==== Document excerpt
National security law will come: Carrie Lam

HK leader offers no timetable but says it will be introduced when the time is ripe

Hong Kong Chief Executive Carrie Lam hinted last month that the new law would come sooner rather than later.
Hong Kong Chief Executive Carrie Lam hinted last month that the new law would come sooner rather than later.

HONG KONG • A new national security law, which had been put off after a massive protest demonstration, will be implemented "when the time is ripe", said the territory's Chief Executive Carrie Lam yesterday.

She did not give a timeframe but told reporters its implementation "must be carried out" completely when the "conditions are right".

Mrs Lam gave the response to the media on her return from Beijing, when asked if the government would hasten the process of introducing the new law, following a controversial talk on Tuesday by pro-independence activist Andy Chan Ho Tin at the Foreign Correspondents' Club (FCC).

She noted that her administration has been tasked to safeguard national security under Article 23 of the Basic Law, the city's mini-Constitution.

The Article requires Hong Kong to enact its own national security legislation to prohibit treason and subversion against Beijing.

In September 2002, it released its proposals to implement Article 23. And in February 2003, it introduced a National Security (Legislative Provisions) Bill to the Legislative Council, sparking an intense debate in the city on the potential impact of the new provisions on human rights, especially the right to freedom of expression and assembly.

It culminated in a massive demonstration on July 1, 2003, by half a million Hong Kongers who feared an erosion of civil liberties. The government later withdrew the proposed legislation.

In April this year, Mrs Lam said the city was still not ready for the new law even though Beijing officials, like liaison office chief Wang Zhimin, had intensified warnings that laws on offences such as treason and sedition were overdue and were needed to tackle independence advocacy.

Last month, she hinted the law would come sooner rather than later. She also said she would not "shelve" the issue. What she would do is to continue to create "the favourable condition" for implementing the legislation, she added, by improving public trust in the government.

But the Tuesday talk appears to have raised temperatures in Beijing, which had earlier asked the FCC to cancel the event.
========
==== Raw records
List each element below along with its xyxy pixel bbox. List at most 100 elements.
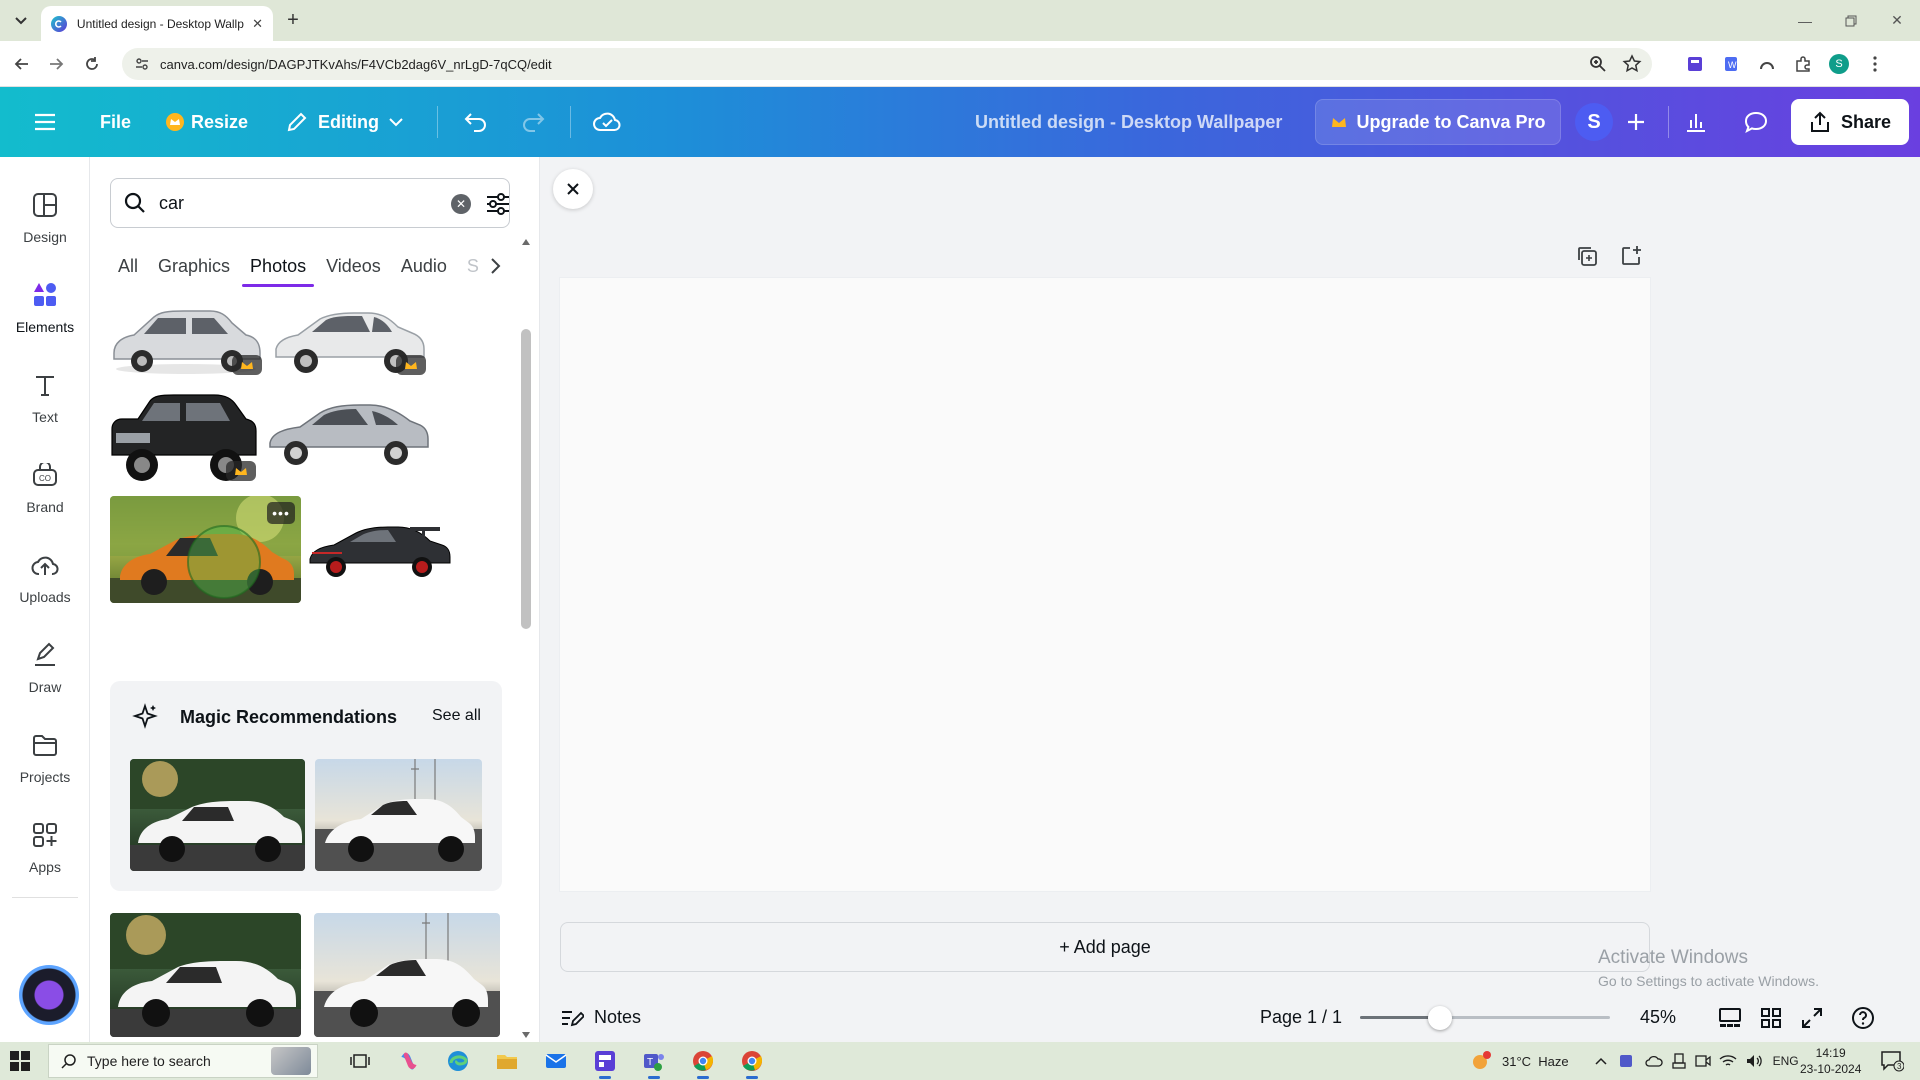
browser-menu-icon[interactable] (1863, 52, 1887, 76)
rail-item-projects[interactable]: Projects (0, 723, 90, 803)
undo-button[interactable] (463, 87, 489, 157)
rail-item-uploads[interactable]: Uploads (0, 543, 90, 623)
wifi-icon[interactable] (1719, 1054, 1737, 1068)
share-button[interactable]: Share (1791, 99, 1909, 145)
start-button[interactable] (10, 1051, 30, 1071)
taskbar-clock[interactable]: 14:19 23-10-2024 (1800, 1045, 1861, 1077)
invite-button[interactable] (1613, 99, 1659, 145)
scroll-down-arrow[interactable] (522, 1032, 530, 1038)
result-photo-white-tesla[interactable] (314, 913, 500, 1037)
profile-avatar[interactable]: S (1827, 52, 1851, 76)
save-status-button[interactable] (592, 87, 622, 157)
address-bar[interactable]: canva.com/design/DAGPJTKvAhs/F4VCb2dag6V… (122, 48, 1652, 80)
zoom-percentage[interactable]: 45% (1640, 993, 1676, 1042)
reload-button[interactable] (80, 52, 104, 76)
site-info-icon[interactable] (134, 56, 150, 72)
comments-button[interactable] (1733, 99, 1779, 145)
result-photo-black-sportscar[interactable] (306, 519, 452, 581)
file-menu-button[interactable]: File (100, 87, 131, 157)
design-title[interactable]: Untitled design - Desktop Wallpaper (975, 87, 1282, 157)
extension-arch-icon[interactable] (1755, 52, 1779, 76)
panel-scrollbar[interactable] (520, 237, 531, 1042)
teams-icon[interactable]: T (638, 1046, 670, 1079)
result-photo-orange-car-forest[interactable]: ••• (110, 496, 301, 603)
result-photo-white-charger[interactable] (110, 913, 301, 1037)
scrollbar-thumb[interactable] (521, 329, 531, 629)
task-view-icon[interactable] (344, 1046, 376, 1076)
teams-tray-icon[interactable] (1619, 1053, 1637, 1069)
result-photo-silver-coupe[interactable] (266, 399, 430, 469)
help-button[interactable] (1850, 1005, 1876, 1031)
rail-item-design[interactable]: Design (0, 183, 90, 263)
close-window-button[interactable]: ✕ (1874, 0, 1920, 41)
volume-icon[interactable] (1745, 1053, 1763, 1069)
close-tab-icon[interactable]: ✕ (252, 16, 263, 32)
tab-photos[interactable]: Photos (242, 245, 315, 287)
notes-button[interactable]: Notes (560, 993, 641, 1042)
extensions-puzzle-icon[interactable] (1791, 52, 1815, 76)
insights-button[interactable] (1673, 99, 1719, 145)
rail-item-brand[interactable]: CO Brand (0, 453, 90, 533)
user-avatar[interactable]: S (1575, 103, 1613, 141)
new-tab-button[interactable]: + (282, 10, 304, 32)
filter-sliders-icon[interactable] (485, 191, 511, 217)
scroll-up-arrow[interactable] (522, 239, 530, 245)
search-input[interactable] (159, 192, 419, 214)
weather-icon[interactable] (1470, 1050, 1492, 1072)
zoom-slider-thumb[interactable] (1428, 1006, 1452, 1030)
magic-photo-white-tesla[interactable] (315, 759, 482, 871)
rail-item-elements[interactable]: Elements (0, 273, 90, 353)
upgrade-pro-button[interactable]: Upgrade to Canva Pro (1315, 99, 1561, 145)
mail-icon[interactable] (540, 1046, 572, 1076)
canva-assistant-button[interactable] (19, 965, 79, 1025)
result-photo-black-suv[interactable] (108, 389, 258, 485)
resize-button[interactable]: Resize (165, 87, 248, 157)
more-options-icon[interactable]: ••• (267, 502, 295, 524)
rail-item-apps[interactable]: Apps (0, 813, 90, 893)
editing-mode-dropdown[interactable]: Editing (286, 87, 403, 157)
browser-tab-active[interactable]: Untitled design - Desktop Wallpaper ✕ (41, 6, 273, 41)
extension-planner-icon[interactable] (1683, 52, 1707, 76)
chrome-icon[interactable] (687, 1046, 719, 1079)
pages-view-button[interactable] (1717, 1005, 1743, 1031)
tab-audio[interactable]: Audio (401, 245, 447, 287)
see-all-link[interactable]: See all (432, 707, 481, 725)
onedrive-icon[interactable] (1645, 1054, 1663, 1068)
page-indicator[interactable]: Page 1 / 1 (1260, 993, 1342, 1042)
copilot-icon[interactable] (393, 1046, 425, 1076)
weather-text[interactable]: 31°C Haze (1502, 1054, 1569, 1069)
usb-icon[interactable] (1671, 1053, 1687, 1069)
tab-graphics[interactable]: Graphics (158, 245, 230, 287)
forward-button[interactable] (44, 52, 68, 76)
fullscreen-button[interactable] (1799, 1005, 1825, 1031)
minimize-button[interactable]: — (1782, 0, 1828, 41)
main-menu-button[interactable] (34, 87, 56, 157)
file-explorer-icon[interactable] (491, 1046, 523, 1076)
rail-item-draw[interactable]: Draw (0, 633, 90, 713)
chevron-up-icon[interactable] (1595, 1057, 1607, 1065)
search-box[interactable]: ✕ (110, 178, 510, 228)
close-panel-button[interactable] (553, 169, 593, 209)
bookmark-star-icon[interactable] (1622, 54, 1642, 74)
magic-photo-white-charger[interactable] (130, 759, 305, 871)
result-photo-silver-suv[interactable] (108, 291, 264, 377)
duplicate-page-icon[interactable] (1576, 245, 1598, 267)
grid-view-button[interactable] (1758, 1005, 1784, 1031)
tab-videos[interactable]: Videos (326, 245, 381, 287)
edge-browser-icon[interactable] (442, 1046, 474, 1076)
back-button[interactable] (10, 52, 34, 76)
add-page-icon[interactable] (1620, 245, 1642, 267)
chevron-right-icon[interactable] (490, 257, 502, 275)
tab-all[interactable]: All (118, 245, 138, 287)
clear-search-icon[interactable]: ✕ (451, 194, 471, 214)
meet-now-icon[interactable] (1694, 1053, 1711, 1069)
rail-item-text[interactable]: Text (0, 363, 90, 443)
planner-app-icon[interactable] (589, 1046, 621, 1079)
design-page[interactable] (560, 278, 1650, 891)
chrome-profile-icon[interactable] (736, 1046, 768, 1079)
add-page-button[interactable]: + Add page (560, 922, 1650, 972)
tab-search-button[interactable] (10, 10, 32, 32)
redo-button[interactable] (520, 87, 546, 157)
result-photo-white-sedan[interactable] (272, 291, 428, 377)
restore-button[interactable] (1828, 0, 1874, 41)
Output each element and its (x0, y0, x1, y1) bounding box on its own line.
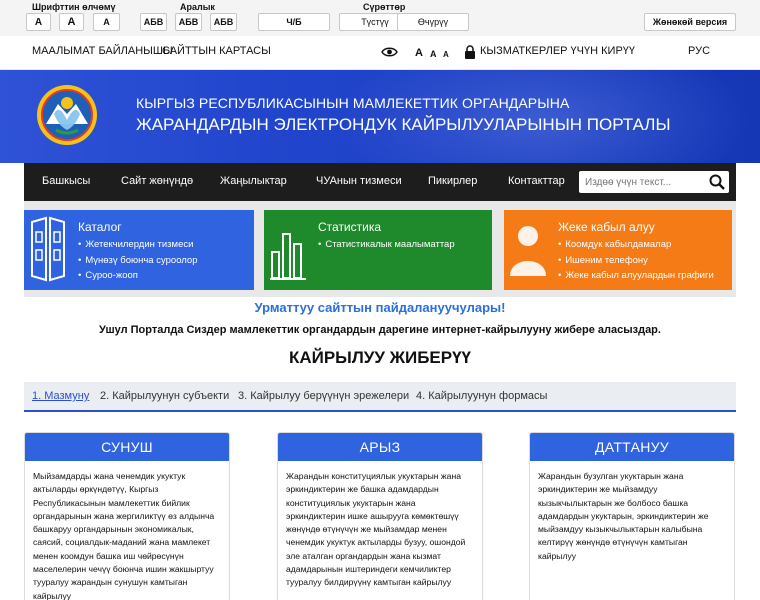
lock-icon (465, 45, 475, 59)
font-size-medium-button[interactable]: А (59, 13, 84, 31)
spacing-label: Аралык (180, 2, 215, 12)
statistics-chart-icon (270, 233, 306, 280)
search-input[interactable] (585, 174, 703, 190)
state-emblem-icon[interactable] (36, 84, 98, 146)
contacts-link[interactable]: Маалымат байланышы (32, 45, 173, 57)
appeal-type-application[interactable]: АРЫЗ Жарандын конституциялык укуктарын ж… (277, 432, 483, 600)
statistics-card[interactable]: Статистика Статистикалык маалыматтар (264, 210, 492, 290)
reception-link-hotline[interactable]: Ишеним телефону (558, 253, 714, 269)
appeal-type-title: СУНУШ (25, 433, 229, 461)
catalog-title: Каталог (78, 220, 122, 234)
font-size-label: Шрифттин өлчөмү (32, 2, 116, 12)
accessibility-bar: Шрифттин өлчөмү А А А Аралык АБВ АБВ АБВ… (0, 0, 760, 36)
appeal-type-proposal[interactable]: СУНУШ Мыйзамдарды жана ченемдик укуктук … (24, 432, 230, 600)
catalog-link-questions[interactable]: Мүнөзү боюнча суроолор (78, 253, 197, 269)
font-size-small-button[interactable]: А (26, 13, 51, 31)
spacing-large-button[interactable]: АБВ (210, 13, 237, 31)
banner-title-line2: Жарандардын электрондук кайрылууларынын … (136, 115, 671, 134)
black-white-button[interactable]: Ч/Б (258, 13, 330, 31)
statistics-link-data[interactable]: Статистикалык маалыматтар (318, 237, 454, 253)
font-a-large[interactable]: A (415, 47, 423, 59)
menu-item-feedback[interactable]: Пикирлер (428, 175, 477, 187)
catalog-link-faq[interactable]: Суроо-жооп (78, 268, 198, 284)
appeal-type-description: Жарандын бузулган укуктарын жана эркинди… (538, 471, 709, 561)
spacing-small-button[interactable]: АБВ (140, 13, 167, 31)
step-tab-subject[interactable]: 2. Кайрылуунун субъекти (100, 390, 229, 402)
search-icon[interactable] (709, 174, 725, 190)
reception-title: Жеке кабыл алуу (558, 220, 655, 234)
step-tab-form[interactable]: 4. Кайрылуунун формасы (416, 390, 547, 402)
images-off-button[interactable]: Өчүрүү (397, 13, 469, 31)
welcome-text: Ушул Порталда Сиздер мамлекеттик органда… (99, 324, 661, 336)
catalog-card[interactable]: Каталог Жетекчилердин тизмеси Мүнөзү бою… (24, 210, 254, 290)
reception-card[interactable]: Жеке кабыл алуу Коомдук кабылдамалар Ише… (504, 210, 732, 290)
images-label: Сүрөттөр (363, 2, 406, 12)
language-switch[interactable]: РУС (688, 45, 710, 57)
font-size-large-button[interactable]: А (93, 13, 120, 31)
search-box (579, 171, 729, 193)
step-tab-rules[interactable]: 3. Кайрылуу берүүнүн эрежелери (238, 390, 409, 402)
eye-icon[interactable] (381, 46, 398, 58)
appeal-type-description: Мыйзамдарды жана ченемдик укуктук актыла… (33, 471, 215, 600)
appeal-type-description: Жарандын конституциялык укуктарын жана э… (286, 471, 466, 588)
font-a-medium[interactable]: A (430, 49, 437, 59)
person-icon (510, 226, 546, 276)
menu-item-home[interactable]: Башкысы (42, 175, 90, 187)
spacing-medium-button[interactable]: АБВ (175, 13, 202, 31)
header-banner: Кыргыз Республикасынын мамлекеттик орган… (0, 70, 760, 163)
catalog-link-leaders[interactable]: Жетекчилердин тизмеси (78, 237, 198, 253)
sitemap-link[interactable]: Сайттын картасы (162, 45, 271, 57)
appeal-type-title: ДАТТАНУУ (530, 433, 734, 461)
banner-title-line1: Кыргыз Республикасынын мамлекеттик орган… (136, 95, 570, 111)
appeal-type-complaint[interactable]: ДАТТАНУУ Жарандын бузулган укуктарын жан… (529, 432, 735, 600)
steps-tabs: 1. Мазмуну 2. Кайрылуунун субъекти 3. Ка… (24, 382, 736, 412)
step-tab-content[interactable]: 1. Мазмуну (32, 390, 89, 402)
reception-link-public[interactable]: Коомдук кабылдамалар (558, 237, 714, 253)
statistics-title: Статистика (318, 220, 382, 234)
reception-link-schedule[interactable]: Жеке кабыл алуулардын графиги (558, 268, 713, 284)
section-title: КАЙРЫЛУУ ЖИБЕРҮҮ (288, 348, 472, 367)
catalog-doors-icon (31, 216, 65, 282)
font-a-small[interactable]: A (443, 50, 449, 59)
menu-item-news[interactable]: Жаңылыктар (220, 175, 287, 187)
menu-item-contacts[interactable]: Контакттар (508, 175, 565, 187)
staff-login-link[interactable]: Кызматкерлер үчүн кирүү (480, 45, 635, 57)
top-nav: Маалымат байланышы Сайттын картасы A A A… (0, 36, 760, 70)
menu-item-about[interactable]: Сайт жөнүндө (121, 175, 193, 187)
appeal-type-title: АРЫЗ (278, 433, 482, 461)
welcome-title: Урматтуу сайттын пайдалануучулары! (254, 300, 506, 315)
menu-item-officials-list[interactable]: ЧУАнын тизмеси (316, 175, 402, 187)
simple-version-button[interactable]: Жөнөкөй версия (644, 13, 736, 31)
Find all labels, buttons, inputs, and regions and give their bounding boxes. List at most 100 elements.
========
§ **Stated exercise 1**:
In the article on Hong Kong's national security law, how many people joined the demonstration on July 1, 2003?
§ **Stated exercise 2**:
Carry on the article on Hong Kong's national security law, picking up right after its final sentence.
Nothing in the rows matters for this work.

§ **Response 1**:
Half a million Hong Kongers.

§ **Response 2**:
The FCC turned down the request and reiterated that it neither endorses nor opposes the views of its speakers, who touch on a wide range of topics.

Also, in the two weeks leading up to the talk, political heavyweights, including the territory's former chief executive Leung Chun Ying and its last British governor Chris Patten, weighed in on the issue.

Mr Chan, whose unregistered Hong Kong National Party is facing a ban, had declared in his talk that the only way for Hong Kong to truly achieve democracy is independence.

He argued that Hong Kong was a colony of China and the "one country, two systems" model has failed.

Both the Hong Kong and China authorities condemned the talk, blasting it as a violation of the Basic Law and a direct affront to the national sovereignty, security and territorial integrity of the mainland.

The day after the talk, Beijing's top official handling Hong Kong and Macau affairs, Mr Zhang Xiao-ming, was reported to have said the FCC had broken the law by hosting an event involving Mr Chan.

Mr Zhang said that in allowing the talk by an activist calling for independence, the FCC had not just been "unfriendly" to China, but also "aided separatism".

Some political observers said the FCC saga is part of a calculated effort to prepare the city for the eventual promulgation of the hugely unpopular anti-subversion law.

Professor Willy Lam of the Chinese University of Hong Kong said past events, including the jailing of young activists and the latest FCC saga, "are part of a well-orchestrated, well-organised effort by Beijing to close the window on free speech, free assembly, free expression of wills, freedom of organisation and so forth, using the 'pro-independence movement' as a pretext".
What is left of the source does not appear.